• [Estratto del testo]:
Si tratta di una modifica regolamentare di tipo sostanziale, che non è nella potestà delle singole federazioni e richiede l’approvazione dell’International Football Association Board. Ma sarebbe una proposta che la FIGC avrebbe titolo di presentare e sostenere, poiché quello italiano è stato il campionato pilota nella sperimentazione del Var. E quindi ha tutte le credenziali per rappresentare anche un laboratorio di futuro.

Il Corriere dello Sport-Stadio propone che questa iniziativa venga valutata e discussa dalla Federazione e dalla Lega, dalle associazioni degli arbitri e dei calciatori e dal giornalismo di settore. E si fa carico di promuovere un’assise con tutte le componenti qui citate, perché si giunga in tempi rapidi alla presentazione di una modifi ca regolamentare.

La proposta che formuliamo si ispira a due principi: da una parte garantire alle squadre l’esercizio di un diritto di azione e tutela in costanza del gioco, oggi del tutto assente; dall’altra rafforzare il primato e l’insindacabilità della decisione arbitrale, oggi contesa tra chi l’assume in campo e chi la controlla dallo schermo del Var. In concreto proponiamo che ciascuna squadra abbia un numero limitato di richieste di verifica da avanzare: due per tempo, o tre nell’arco dell’intera gara. Una volta attivata la richiesta, l’arbitro avrebbe l’obbligo di visionare le immagini oggetto di contestazione, e di confermare, o piuttosto modificare, la decisione assunta in assoluta indipendenza. Ciò non escluderebbe la sua potestà di disporre autonomamente una verifica delle proprie decisioni, anche in assenza di una richiesta di parte, né escluderebbe la potestà del Var di segnalare all’arbitro circostanze sfuggite a lui e alle stesse squadre. In particolare l’occhio elettronico continuerebbe a certificare l’esistenza di eventuali posizioni di fuorigioco nelle azioni decisive.

• [Righe di dati]:
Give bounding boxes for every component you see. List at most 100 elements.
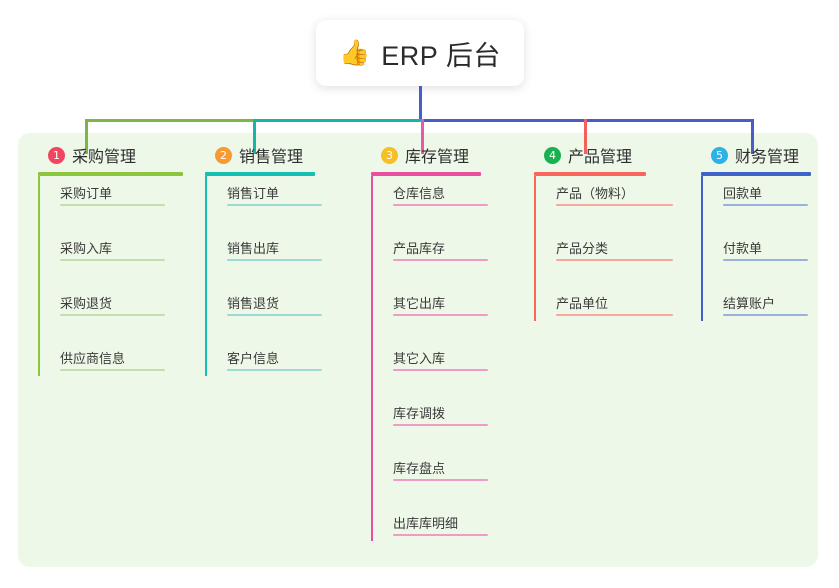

• [Consegna 1]: Nel testo sulla proposta per il Var, quante richieste di verifica potrebbe avanzare ciascuna squadra?
• [Consegna 2]: Prosegui il testo sulla proposta per il Var a partire dal punto in cui si interrompe.

• [Risultato 1]: Due per tempo, oppure tre nell'arco dell'intera gara.

• [Risultato 2]:
Una simile architettura avrebbe l’effetto di rafforzare il ruolo del direttore di gara, sottraendolo alla subordinazione di un solo controllo esterno, vissuto dalla categoria arbitrale italiana con evidente disagio, e facendone il giudice di ultima istanza rispetto a tutti i protagonisti del gioco. Chiamandolo a decidere su richieste di parte, in ragione del principio di lealtà sportiva a cui il direttore di gara è vincolato più di ogni altro, la sua autorevolezza ne uscirebbe rafforzata. D’altra parte, garantendo alle squadre l’esercizio di un diritto di azione si depotenzierebbero le polemiche sulle decisioni non condivise. Sarebbe un modo corretto di governare le possibilità della tecnologia, avvantaggiandosene, piuttosto che risultarne travolti.